• _To do_: Transcribe exactly the lines from the one holding "OCR this image." to the end of the data below, including both of those lines and no others.

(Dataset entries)

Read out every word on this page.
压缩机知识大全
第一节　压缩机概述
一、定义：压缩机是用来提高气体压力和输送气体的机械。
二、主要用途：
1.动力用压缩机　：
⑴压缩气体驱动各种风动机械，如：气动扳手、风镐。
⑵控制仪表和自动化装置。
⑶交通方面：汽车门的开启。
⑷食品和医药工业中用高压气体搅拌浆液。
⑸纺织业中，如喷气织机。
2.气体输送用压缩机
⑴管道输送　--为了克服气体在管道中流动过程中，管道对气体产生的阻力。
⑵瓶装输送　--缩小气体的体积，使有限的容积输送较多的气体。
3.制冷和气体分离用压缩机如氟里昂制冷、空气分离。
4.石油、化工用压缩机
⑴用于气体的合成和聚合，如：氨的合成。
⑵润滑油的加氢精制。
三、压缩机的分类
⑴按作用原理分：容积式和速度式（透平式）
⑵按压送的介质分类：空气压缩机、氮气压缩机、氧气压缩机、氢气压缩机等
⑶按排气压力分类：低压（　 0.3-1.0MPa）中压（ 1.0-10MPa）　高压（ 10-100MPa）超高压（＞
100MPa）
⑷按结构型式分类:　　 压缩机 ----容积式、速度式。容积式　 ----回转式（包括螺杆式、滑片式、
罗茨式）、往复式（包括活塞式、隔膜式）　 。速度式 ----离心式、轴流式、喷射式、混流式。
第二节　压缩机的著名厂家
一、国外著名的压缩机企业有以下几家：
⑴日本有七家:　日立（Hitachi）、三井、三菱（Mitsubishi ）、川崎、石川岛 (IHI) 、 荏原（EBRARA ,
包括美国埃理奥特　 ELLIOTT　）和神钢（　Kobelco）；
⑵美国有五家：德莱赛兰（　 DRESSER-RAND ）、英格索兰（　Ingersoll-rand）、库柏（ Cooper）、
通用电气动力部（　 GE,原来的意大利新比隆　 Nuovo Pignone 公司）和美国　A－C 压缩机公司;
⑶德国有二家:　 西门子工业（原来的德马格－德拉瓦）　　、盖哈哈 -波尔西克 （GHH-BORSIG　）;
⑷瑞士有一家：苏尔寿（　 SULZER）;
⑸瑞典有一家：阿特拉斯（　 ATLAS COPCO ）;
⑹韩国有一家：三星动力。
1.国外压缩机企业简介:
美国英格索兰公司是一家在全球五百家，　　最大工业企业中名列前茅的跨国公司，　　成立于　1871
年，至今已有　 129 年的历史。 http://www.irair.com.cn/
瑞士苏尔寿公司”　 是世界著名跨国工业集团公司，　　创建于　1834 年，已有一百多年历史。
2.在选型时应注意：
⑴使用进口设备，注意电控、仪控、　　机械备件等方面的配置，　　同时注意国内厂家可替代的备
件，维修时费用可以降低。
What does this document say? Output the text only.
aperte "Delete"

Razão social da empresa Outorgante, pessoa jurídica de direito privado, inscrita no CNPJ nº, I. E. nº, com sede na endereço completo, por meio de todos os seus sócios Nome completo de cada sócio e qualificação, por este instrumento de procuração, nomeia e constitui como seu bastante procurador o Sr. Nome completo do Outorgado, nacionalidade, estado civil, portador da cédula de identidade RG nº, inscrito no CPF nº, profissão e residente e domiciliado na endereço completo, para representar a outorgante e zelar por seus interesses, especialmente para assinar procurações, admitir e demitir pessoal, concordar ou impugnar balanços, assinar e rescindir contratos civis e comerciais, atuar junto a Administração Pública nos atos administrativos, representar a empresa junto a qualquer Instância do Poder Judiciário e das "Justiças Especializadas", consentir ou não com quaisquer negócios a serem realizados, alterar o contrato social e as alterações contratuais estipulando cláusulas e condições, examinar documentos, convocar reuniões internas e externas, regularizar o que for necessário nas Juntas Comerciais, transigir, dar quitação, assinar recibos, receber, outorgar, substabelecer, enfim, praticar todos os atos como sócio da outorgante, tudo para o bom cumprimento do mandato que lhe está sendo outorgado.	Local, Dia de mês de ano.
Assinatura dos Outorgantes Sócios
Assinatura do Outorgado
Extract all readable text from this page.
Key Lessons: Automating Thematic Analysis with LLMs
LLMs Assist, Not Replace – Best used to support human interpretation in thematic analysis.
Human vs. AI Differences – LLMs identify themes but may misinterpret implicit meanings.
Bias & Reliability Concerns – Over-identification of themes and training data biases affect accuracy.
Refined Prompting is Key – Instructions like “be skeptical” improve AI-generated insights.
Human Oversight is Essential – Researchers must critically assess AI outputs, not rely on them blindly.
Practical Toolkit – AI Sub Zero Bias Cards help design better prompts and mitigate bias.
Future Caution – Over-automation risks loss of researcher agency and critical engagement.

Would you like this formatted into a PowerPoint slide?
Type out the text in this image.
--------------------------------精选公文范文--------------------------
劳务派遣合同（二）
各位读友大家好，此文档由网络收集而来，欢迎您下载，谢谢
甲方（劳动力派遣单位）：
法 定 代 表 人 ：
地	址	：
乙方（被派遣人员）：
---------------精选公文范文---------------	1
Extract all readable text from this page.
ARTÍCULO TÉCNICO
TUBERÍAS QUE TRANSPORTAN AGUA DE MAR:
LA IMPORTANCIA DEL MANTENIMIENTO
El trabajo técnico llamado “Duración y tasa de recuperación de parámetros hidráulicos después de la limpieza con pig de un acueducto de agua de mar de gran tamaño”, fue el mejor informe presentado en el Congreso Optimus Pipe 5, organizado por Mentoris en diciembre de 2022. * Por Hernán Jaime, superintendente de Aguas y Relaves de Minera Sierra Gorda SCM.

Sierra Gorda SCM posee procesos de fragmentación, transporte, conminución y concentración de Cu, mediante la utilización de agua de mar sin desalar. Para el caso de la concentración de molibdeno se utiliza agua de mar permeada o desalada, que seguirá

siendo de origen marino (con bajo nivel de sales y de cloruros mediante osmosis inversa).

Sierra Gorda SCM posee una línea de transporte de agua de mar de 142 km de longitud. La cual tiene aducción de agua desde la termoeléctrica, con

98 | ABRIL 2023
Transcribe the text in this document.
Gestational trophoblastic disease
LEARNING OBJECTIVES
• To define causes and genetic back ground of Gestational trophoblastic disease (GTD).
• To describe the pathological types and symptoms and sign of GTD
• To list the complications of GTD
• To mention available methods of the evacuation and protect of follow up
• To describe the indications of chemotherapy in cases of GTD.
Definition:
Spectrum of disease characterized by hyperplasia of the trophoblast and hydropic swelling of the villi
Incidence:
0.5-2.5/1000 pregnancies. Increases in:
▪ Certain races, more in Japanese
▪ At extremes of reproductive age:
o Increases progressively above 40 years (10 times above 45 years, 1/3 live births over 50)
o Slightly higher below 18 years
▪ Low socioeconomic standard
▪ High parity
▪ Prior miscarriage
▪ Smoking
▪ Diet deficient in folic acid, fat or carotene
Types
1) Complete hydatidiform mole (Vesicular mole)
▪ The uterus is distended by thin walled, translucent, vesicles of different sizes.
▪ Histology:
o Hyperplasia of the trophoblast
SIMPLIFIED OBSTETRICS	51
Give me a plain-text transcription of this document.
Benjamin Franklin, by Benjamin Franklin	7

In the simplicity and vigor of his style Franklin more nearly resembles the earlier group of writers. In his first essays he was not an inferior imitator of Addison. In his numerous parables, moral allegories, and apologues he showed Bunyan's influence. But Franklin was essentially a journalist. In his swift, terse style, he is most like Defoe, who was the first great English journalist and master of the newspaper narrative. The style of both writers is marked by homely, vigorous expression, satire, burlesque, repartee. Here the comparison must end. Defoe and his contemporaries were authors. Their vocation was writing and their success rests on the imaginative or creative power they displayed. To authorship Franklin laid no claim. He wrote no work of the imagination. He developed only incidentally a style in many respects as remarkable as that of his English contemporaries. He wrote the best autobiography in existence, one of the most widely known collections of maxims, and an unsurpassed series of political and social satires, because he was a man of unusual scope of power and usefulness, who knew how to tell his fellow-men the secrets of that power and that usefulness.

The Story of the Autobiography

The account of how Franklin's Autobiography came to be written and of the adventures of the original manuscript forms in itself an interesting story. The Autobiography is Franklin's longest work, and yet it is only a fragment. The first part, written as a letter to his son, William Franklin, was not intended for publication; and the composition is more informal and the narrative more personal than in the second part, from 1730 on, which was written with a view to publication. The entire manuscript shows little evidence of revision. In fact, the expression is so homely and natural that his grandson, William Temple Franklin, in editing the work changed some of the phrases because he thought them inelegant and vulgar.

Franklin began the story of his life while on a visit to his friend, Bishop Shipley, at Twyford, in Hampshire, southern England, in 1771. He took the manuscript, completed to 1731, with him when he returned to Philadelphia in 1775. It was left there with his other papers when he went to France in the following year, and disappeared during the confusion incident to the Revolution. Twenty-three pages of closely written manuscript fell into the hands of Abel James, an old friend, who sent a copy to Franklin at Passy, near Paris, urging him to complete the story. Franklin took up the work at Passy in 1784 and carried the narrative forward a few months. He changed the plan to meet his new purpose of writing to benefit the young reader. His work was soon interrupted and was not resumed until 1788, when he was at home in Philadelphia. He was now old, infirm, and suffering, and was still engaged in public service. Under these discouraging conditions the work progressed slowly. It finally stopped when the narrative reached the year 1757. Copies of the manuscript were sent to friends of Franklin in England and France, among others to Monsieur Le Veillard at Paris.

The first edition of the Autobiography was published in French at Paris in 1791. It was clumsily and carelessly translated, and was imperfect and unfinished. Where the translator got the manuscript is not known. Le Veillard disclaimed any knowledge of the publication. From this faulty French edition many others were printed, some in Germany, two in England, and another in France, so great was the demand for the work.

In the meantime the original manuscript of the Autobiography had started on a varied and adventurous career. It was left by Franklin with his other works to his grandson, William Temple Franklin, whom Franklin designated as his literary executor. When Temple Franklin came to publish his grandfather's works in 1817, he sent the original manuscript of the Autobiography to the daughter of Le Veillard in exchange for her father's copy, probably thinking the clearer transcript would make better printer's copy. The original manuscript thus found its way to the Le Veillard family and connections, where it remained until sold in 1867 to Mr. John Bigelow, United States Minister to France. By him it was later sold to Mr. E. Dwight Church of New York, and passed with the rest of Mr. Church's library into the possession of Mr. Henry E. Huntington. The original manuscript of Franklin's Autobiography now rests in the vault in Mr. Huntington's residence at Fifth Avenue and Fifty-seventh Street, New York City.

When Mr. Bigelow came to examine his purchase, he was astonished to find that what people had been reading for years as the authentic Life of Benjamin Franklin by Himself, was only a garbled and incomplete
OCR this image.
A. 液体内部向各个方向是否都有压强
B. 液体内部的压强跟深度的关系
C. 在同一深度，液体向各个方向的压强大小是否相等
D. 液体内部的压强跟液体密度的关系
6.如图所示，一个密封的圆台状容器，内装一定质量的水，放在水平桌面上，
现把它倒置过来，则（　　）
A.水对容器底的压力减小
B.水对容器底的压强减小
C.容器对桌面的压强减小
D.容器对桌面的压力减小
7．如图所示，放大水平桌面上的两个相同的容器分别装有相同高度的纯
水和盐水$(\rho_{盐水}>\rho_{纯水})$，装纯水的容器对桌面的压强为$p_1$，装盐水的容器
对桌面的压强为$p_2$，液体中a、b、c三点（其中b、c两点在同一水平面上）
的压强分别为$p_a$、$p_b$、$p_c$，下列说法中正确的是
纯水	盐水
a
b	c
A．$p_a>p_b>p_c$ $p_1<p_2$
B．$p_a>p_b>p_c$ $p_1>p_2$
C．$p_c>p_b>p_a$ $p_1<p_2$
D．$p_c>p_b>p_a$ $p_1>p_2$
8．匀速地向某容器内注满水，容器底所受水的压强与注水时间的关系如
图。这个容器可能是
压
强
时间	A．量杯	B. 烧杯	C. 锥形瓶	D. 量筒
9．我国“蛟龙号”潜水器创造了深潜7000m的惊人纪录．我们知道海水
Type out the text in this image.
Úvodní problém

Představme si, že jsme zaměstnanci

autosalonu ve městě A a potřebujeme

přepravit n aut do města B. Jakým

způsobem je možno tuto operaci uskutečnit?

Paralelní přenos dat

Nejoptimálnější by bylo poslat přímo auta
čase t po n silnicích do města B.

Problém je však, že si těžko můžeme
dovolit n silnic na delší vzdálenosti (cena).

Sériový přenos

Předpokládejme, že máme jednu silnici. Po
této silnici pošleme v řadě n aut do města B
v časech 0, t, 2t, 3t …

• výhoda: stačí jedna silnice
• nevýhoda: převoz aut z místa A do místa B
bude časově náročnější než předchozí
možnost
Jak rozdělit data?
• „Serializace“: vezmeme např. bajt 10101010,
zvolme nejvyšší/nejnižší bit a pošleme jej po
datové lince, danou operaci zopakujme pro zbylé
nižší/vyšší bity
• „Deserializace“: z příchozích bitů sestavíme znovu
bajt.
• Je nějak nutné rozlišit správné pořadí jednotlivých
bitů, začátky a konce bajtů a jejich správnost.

• _Response below_:
OCR this image.
A. 液体内部向各个方向是否都有压强
B. 液体内部的压强跟深度的关系
C. 在同一深度，液体向各个方向的压强大小是否相等
D. 液体内部的压强跟液体密度的关系
6.如图所示，一个密封的圆台状容器，内装一定质量的水，放在水平桌面上，
现把它倒置过来，则（　　）
A.水对容器底的压力减小
B.水对容器底的压强减小
C.容器对桌面的压强减小
D.容器对桌面的压力减小
7．如图所示，放大水平桌面上的两个相同的容器分别装有相同高度的纯
水和盐水$(\rho_{盐水}>\rho_{纯水})$，装纯水的容器对桌面的压强为$p_1$，装盐水的容器
对桌面的压强为$p_2$，液体中a、b、c三点（其中b、c两点在同一水平面上）
的压强分别为$p_a$、$p_b$、$p_c$，下列说法中正确的是
纯水	盐水
a
b	c
A．$p_a>p_b>p_c$ $p_1<p_2$
B．$p_a>p_b>p_c$ $p_1>p_2$
C．$p_c>p_b>p_a$ $p_1<p_2$
D．$p_c>p_b>p_a$ $p_1>p_2$
8．匀速地向某容器内注满水，容器底所受水的压强与注水时间的关系如
图。这个容器可能是
压
强
时间	A．量杯	B. 烧杯	C. 锥形瓶	D. 量筒
9．我国“蛟龙号”潜水器创造了深潜7000m的惊人纪录．我们知道海水
Type out the text in this image.
Úvodní problém

Představme si, že jsme zaměstnanci

autosalonu ve městě A a potřebujeme

přepravit n aut do města B. Jakým

způsobem je možno tuto operaci uskutečnit?

Paralelní přenos dat

Nejoptimálnější by bylo poslat přímo auta
čase t po n silnicích do města B.

Problém je však, že si těžko můžeme
dovolit n silnic na delší vzdálenosti (cena).

Sériový přenos

Předpokládejme, že máme jednu silnici. Po
této silnici pošleme v řadě n aut do města B
v časech 0, t, 2t, 3t …

• výhoda: stačí jedna silnice
• nevýhoda: převoz aut z místa A do místa B
bude časově náročnější než předchozí
možnost
Jak rozdělit data?
• „Serializace“: vezmeme např. bajt 10101010,
zvolme nejvyšší/nejnižší bit a pošleme jej po
datové lince, danou operaci zopakujme pro zbylé
nižší/vyšší bity
• „Deserializace“: z příchozích bitů sestavíme znovu
bajt.
• Je nějak nutné rozlišit správné pořadí jednotlivých
bitů, začátky a konce bajtů a jejich správnost.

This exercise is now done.